* [Instructions for the task]:
Please list all lines of the material below in which the string "Between" occurs.

* [Supplied entries]:

══════════════════════════════

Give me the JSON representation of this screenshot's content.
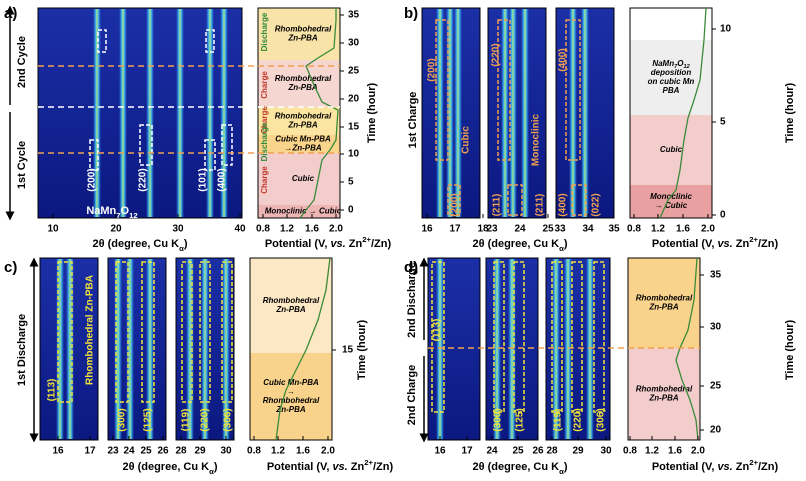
{
  "panel_a": {
    "label": "a)",
    "cycle_labels": [
      "2nd Cycle",
      "1st Cycle"
    ],
    "peak_labels": [
      "(200)",
      "(220)",
      "(101)",
      "(400)"
    ],
    "phase_label": [
      "NaMn",
      "7",
      "O",
      "12"
    ],
    "x_ticks": [
      [
        "10",
        "20",
        "30",
        "40"
      ]
    ],
    "x_title": [
      "2θ (degree, Cu K",
      "α",
      ")"
    ],
    "potential_ticks": [
      "0.8",
      "1.2",
      "1.6",
      "2.0"
    ],
    "potential_title": [
      "Potential (V, ",
      "vs.",
      " Zn",
      "2+",
      "/Zn)"
    ],
    "time_ticks": [
      "0",
      "5",
      "10",
      "15",
      "20",
      "25",
      "30",
      "35"
    ],
    "time_title": "Time (hour)",
    "processes": [
      "Discharge",
      "Charge",
      "Charge",
      "Discharge",
      "Charge"
    ],
    "bands": [
      [
        "Rhombohedral",
        "Zn-PBA"
      ],
      [
        "Rhombohedral",
        "Zn-PBA"
      ],
      [
        "Rhombohedral",
        "Zn-PBA"
      ],
      [
        "Cubic Mn-PBA",
        "→Zn-PBA"
      ],
      [
        "Cubic"
      ],
      [
        "Monoclinic → Cubic"
      ]
    ]
  },
  "panel_b": {
    "label": "b)",
    "cycle_labels": [
      "1st Charge"
    ],
    "peak_labels": [
      "(200)",
      "Cubic",
      "(200)",
      "(220)",
      "Monoclinic",
      "(211)",
      "(211)",
      "(400)",
      "(400)",
      "(022)"
    ],
    "x_ticks": [
      [
        "16",
        "17",
        "18"
      ],
      [
        "23",
        "24",
        "25"
      ],
      [
        "33",
        "34",
        "35"
      ]
    ],
    "x_title": [
      "2θ (degree, Cu K",
      "α",
      ")"
    ],
    "potential_ticks": [
      "0.8",
      "1.2",
      "1.6",
      "2.0"
    ],
    "potential_title": [
      "Potential (V, ",
      "vs.",
      " Zn",
      "2+",
      "/Zn)"
    ],
    "time_ticks": [
      "0",
      "5",
      "10"
    ],
    "time_title": "Time (hour)",
    "bands": [
      [
        [
          "NaMn",
          "7",
          "O",
          "12"
        ],
        "deposition",
        "on cubic Mn",
        "PBA"
      ],
      [
        "Cubic"
      ],
      [
        "Monoclinic",
        "→ Cubic"
      ]
    ]
  },
  "panel_c": {
    "label": "c)",
    "cycle_labels": [
      "1st Discharge"
    ],
    "peak_labels": [
      "(113)",
      "Rhombohedral Zn-PBA",
      "(300)",
      "(125)",
      "(119)",
      "(220)",
      "(306)"
    ],
    "x_ticks": [
      [
        "16",
        "17"
      ],
      [
        "23",
        "24",
        "25",
        "26"
      ],
      [
        "28",
        "29",
        "30"
      ]
    ],
    "x_title": [
      "2θ (degree, Cu K",
      "α",
      ")"
    ],
    "potential_ticks": [
      "0.8",
      "1.2",
      "1.6",
      "2.0"
    ],
    "potential_title": [
      "Potential (V, ",
      "vs.",
      " Zn",
      "2+",
      "/Zn)"
    ],
    "time_ticks": [
      "15"
    ],
    "time_title": "Time (hour)",
    "bands": [
      [
        "Rhombohedral",
        "Zn-PBA"
      ],
      [
        "Cubic Mn-PBA",
        "→",
        "Rhombohedral",
        "Zn-PBA"
      ]
    ]
  },
  "panel_d": {
    "label": "d)",
    "cycle_labels": [
      "2nd Discharge",
      "2nd Charge"
    ],
    "peak_labels": [
      "(113)",
      "(300)",
      "(125)",
      "(119)",
      "(220)",
      "(306)"
    ],
    "x_ticks": [
      [
        "16",
        "17"
      ],
      [
        "24",
        "25",
        "26"
      ],
      [
        "28",
        "29",
        "30"
      ]
    ],
    "x_title": [
      "2θ (degree, Cu K",
      "α",
      ")"
    ],
    "potential_ticks": [
      "0.8",
      "1.2",
      "1.6",
      "2.0"
    ],
    "potential_title": [
      "Potential (V, ",
      "vs.",
      " Zn",
      "2+",
      "/Zn)"
    ],
    "time_ticks": [
      "20",
      "25",
      "30",
      "35"
    ],
    "time_title": "Time (hour)",
    "bands": [
      [
        "Rhombohedral",
        "Zn-PBA"
      ],
      [
        "Rhombohedral",
        "Zn-PBA"
      ]
    ]
  }
}
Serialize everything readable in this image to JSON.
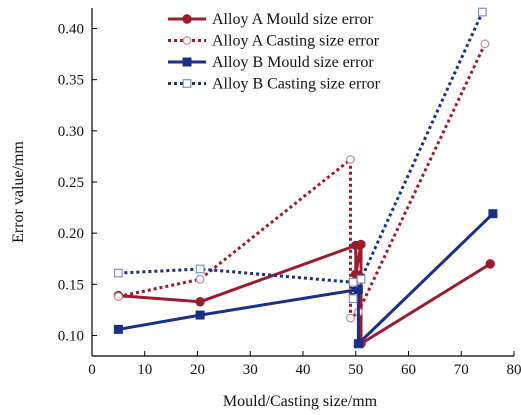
{
  "chart_data": {
    "type": "line",
    "title": "",
    "xlabel": "Mould/Casting size/mm",
    "ylabel": "Error value/mm",
    "xlim": [
      0,
      80
    ],
    "ylim": [
      0.08,
      0.42
    ],
    "xticks": [
      0,
      10,
      20,
      30,
      40,
      50,
      60,
      70,
      80
    ],
    "yticks": [
      0.1,
      0.15,
      0.2,
      0.25,
      0.3,
      0.35,
      0.4
    ],
    "ytick_labels": [
      "0.10",
      "0.15",
      "0.20",
      "0.25",
      "0.30",
      "0.35",
      "0.40"
    ],
    "grid": false,
    "legend_position": "top",
    "series": [
      {
        "name": "Alloy A Mould size error",
        "color": "#9b1c2c",
        "line": "solid",
        "marker": "filled-circle",
        "points": [
          [
            5,
            0.139
          ],
          [
            20.5,
            0.133
          ],
          [
            50,
            0.188
          ],
          [
            50,
            0.16
          ],
          [
            51,
            0.189
          ],
          [
            51,
            0.092
          ],
          [
            75.5,
            0.17
          ]
        ]
      },
      {
        "name": "Alloy A Casting size error",
        "color": "#9b1c2c",
        "line": "dotted",
        "marker": "open-circle",
        "points": [
          [
            5,
            0.138
          ],
          [
            20.5,
            0.155
          ],
          [
            49,
            0.272
          ],
          [
            49,
            0.117
          ],
          [
            50.5,
            0.123
          ],
          [
            74.5,
            0.385
          ]
        ]
      },
      {
        "name": "Alloy B Mould size error",
        "color": "#1a2f8a",
        "line": "solid",
        "marker": "filled-square",
        "points": [
          [
            5,
            0.106
          ],
          [
            20.5,
            0.12
          ],
          [
            50.5,
            0.145
          ],
          [
            50.5,
            0.092
          ],
          [
            76,
            0.219
          ]
        ]
      },
      {
        "name": "Alloy B Casting size error",
        "color": "#1a2f8a",
        "line": "dotted",
        "marker": "open-square",
        "points": [
          [
            5,
            0.161
          ],
          [
            20.5,
            0.165
          ],
          [
            49.5,
            0.152
          ],
          [
            49.5,
            0.136
          ],
          [
            51,
            0.155
          ],
          [
            74,
            0.416
          ]
        ]
      }
    ]
  }
}
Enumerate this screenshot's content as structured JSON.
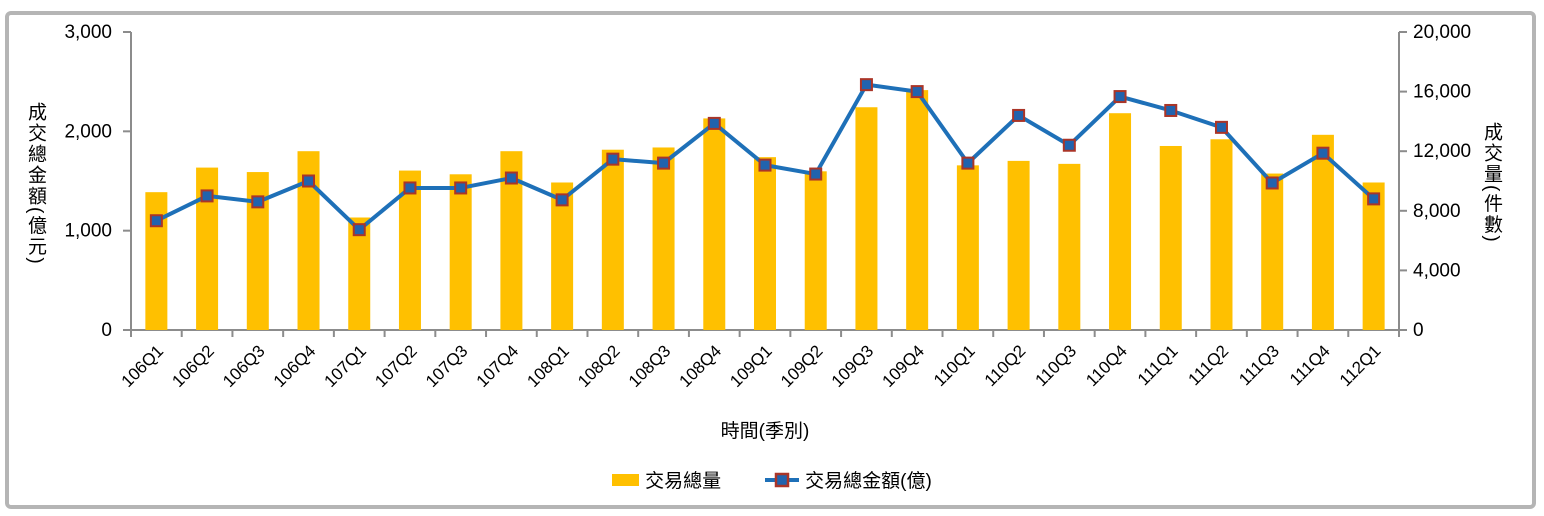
{
  "frame": {
    "border_color": "#b5b5b5",
    "background": "#ffffff"
  },
  "chart_data": {
    "type": "bar",
    "subtype": "bar-line-combo",
    "title": "",
    "categories": [
      "106Q1",
      "106Q2",
      "106Q3",
      "106Q4",
      "107Q1",
      "107Q2",
      "107Q3",
      "107Q4",
      "108Q1",
      "108Q2",
      "108Q3",
      "108Q4",
      "109Q1",
      "109Q2",
      "109Q3",
      "109Q4",
      "110Q1",
      "110Q2",
      "110Q3",
      "110Q4",
      "111Q1",
      "111Q2",
      "111Q3",
      "111Q4",
      "112Q1"
    ],
    "series": [
      {
        "name": "交易總量",
        "type": "bar",
        "axis": "right",
        "color": "#FFC000",
        "values": [
          9250,
          10900,
          10600,
          12000,
          7550,
          10700,
          10450,
          12000,
          9900,
          12100,
          12250,
          14200,
          11600,
          10650,
          14950,
          16100,
          11050,
          11350,
          11150,
          14550,
          12350,
          12800,
          10500,
          13100,
          9900
        ]
      },
      {
        "name": "交易總金額(億)",
        "type": "line",
        "axis": "left",
        "color": "#1E70B8",
        "marker": "square",
        "marker_fill": "#2163AE",
        "marker_border": "#AA3528",
        "values": [
          1100,
          1350,
          1290,
          1500,
          1010,
          1430,
          1430,
          1530,
          1310,
          1720,
          1680,
          2080,
          1660,
          1570,
          2470,
          2400,
          1680,
          2160,
          1860,
          2350,
          2210,
          2040,
          1480,
          1780,
          1320
        ]
      }
    ],
    "left_axis": {
      "title": "成交總金額(億元)",
      "min": 0,
      "max": 3000,
      "tick_values": [
        0,
        1000,
        2000,
        3000
      ],
      "tick_labels": [
        "0",
        "1,000",
        "2,000",
        "3,000"
      ]
    },
    "right_axis": {
      "title": "成交量(件數)",
      "min": 0,
      "max": 20000,
      "tick_values": [
        0,
        4000,
        8000,
        12000,
        16000,
        20000
      ],
      "tick_labels": [
        "0",
        "4,000",
        "8,000",
        "12,000",
        "16,000",
        "20,000"
      ]
    },
    "x_axis": {
      "title": "時間(季別)"
    },
    "legend": {
      "position": "bottom"
    },
    "grid": "off",
    "axis_color": "#8c8c8c"
  }
}
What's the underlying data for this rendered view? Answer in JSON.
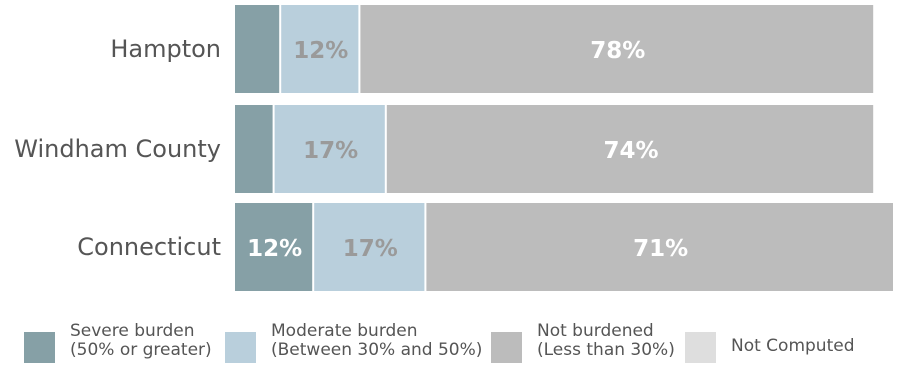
{
  "chart_data": {
    "type": "bar",
    "orientation": "horizontal",
    "stacked": true,
    "categories": [
      "Hampton",
      "Windham County",
      "Connecticut"
    ],
    "series": [
      {
        "name": "Severe burden (50% or greater)",
        "values": [
          7,
          6,
          12
        ],
        "labels": [
          "",
          "",
          "12%"
        ],
        "color": "#86a0a6"
      },
      {
        "name": "Moderate burden (Between 30% and 50%)",
        "values": [
          12,
          17,
          17
        ],
        "labels": [
          "12%",
          "17%",
          "17%"
        ],
        "color": "#b9cfdc"
      },
      {
        "name": "Not burdened (Less than 30%)",
        "values": [
          78,
          74,
          71
        ],
        "labels": [
          "78%",
          "74%",
          "71%"
        ],
        "color": "#bcbcbc"
      },
      {
        "name": "Not Computed",
        "values": [
          0,
          0,
          0
        ],
        "labels": [
          "",
          "",
          ""
        ],
        "color": "#dedede"
      }
    ],
    "xlim": [
      0,
      100
    ],
    "grid": false,
    "legend": "bottom",
    "label_colors": {
      "Severe burden (50% or greater)": "#ffffff",
      "Moderate burden (Between 30% and 50%)": "#9a9a9a",
      "Not burdened (Less than 30%)": "#ffffff"
    }
  },
  "legend": {
    "items": [
      {
        "line1": "Severe burden",
        "line2": "(50% or greater)",
        "color": "#86a0a6"
      },
      {
        "line1": "Moderate burden",
        "line2": "(Between 30% and 50%)",
        "color": "#b9cfdc"
      },
      {
        "line1": "Not burdened",
        "line2": "(Less than 30%)",
        "color": "#bcbcbc"
      },
      {
        "line1": "Not Computed",
        "line2": "",
        "color": "#dedede"
      }
    ]
  }
}
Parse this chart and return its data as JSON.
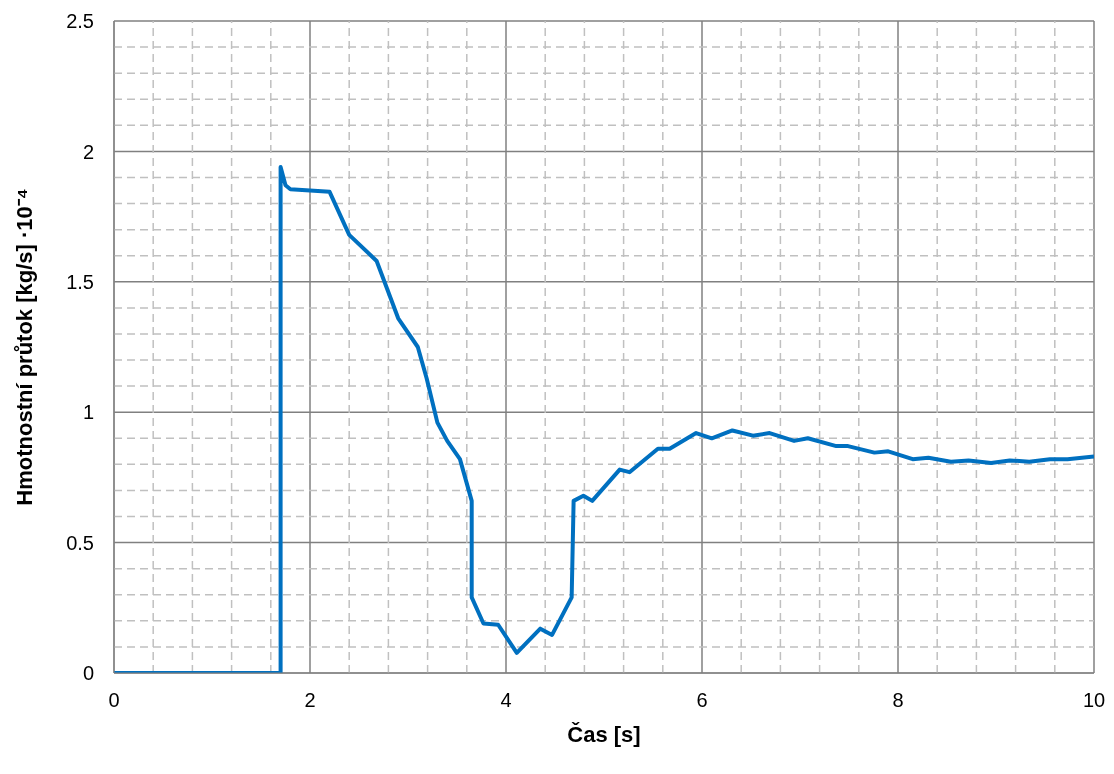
{
  "chart_data": {
    "type": "line",
    "xlabel": "Čas [s]",
    "ylabel": "Hmotnostní průtok [kg/s] ·10⁻⁴",
    "x": [
      0,
      1.7,
      1.7,
      1.75,
      1.8,
      2.0,
      2.2,
      2.4,
      2.68,
      2.9,
      3.1,
      3.19,
      3.3,
      3.4,
      3.53,
      3.65,
      3.65,
      3.77,
      3.92,
      4.11,
      4.35,
      4.47,
      4.67,
      4.69,
      4.79,
      4.88,
      5.16,
      5.26,
      5.55,
      5.67,
      5.94,
      6.1,
      6.31,
      6.52,
      6.69,
      6.94,
      7.08,
      7.37,
      7.49,
      7.76,
      7.9,
      8.15,
      8.31,
      8.54,
      8.72,
      8.95,
      9.14,
      9.34,
      9.55,
      9.73,
      10
    ],
    "series": [
      {
        "color": "#0070c0",
        "values": [
          0,
          0,
          1.94,
          1.87,
          1.855,
          1.85,
          1.845,
          1.68,
          1.58,
          1.36,
          1.25,
          1.13,
          0.96,
          0.89,
          0.82,
          0.66,
          0.29,
          0.19,
          0.185,
          0.077,
          0.17,
          0.146,
          0.29,
          0.66,
          0.68,
          0.66,
          0.78,
          0.77,
          0.86,
          0.86,
          0.92,
          0.9,
          0.93,
          0.91,
          0.92,
          0.89,
          0.9,
          0.87,
          0.87,
          0.845,
          0.85,
          0.82,
          0.825,
          0.81,
          0.815,
          0.805,
          0.815,
          0.81,
          0.82,
          0.82,
          0.83
        ]
      }
    ],
    "xlim": [
      0,
      10
    ],
    "xticks": [
      0,
      2,
      4,
      6,
      8,
      10
    ],
    "ylim": [
      0,
      2.5
    ],
    "yticks": [
      0,
      0.5,
      1,
      1.5,
      2,
      2.5
    ],
    "grid": true,
    "marker": "none",
    "line_style": "solid"
  }
}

══════════════════════════════

* [Written solution]:
        "name": "Moderate burden (Between 30% and 50%)",
      "Moderate burden (Between 30% and 50%)": "#9a9a9a",
        "line2": "(Between 30% and 50%)",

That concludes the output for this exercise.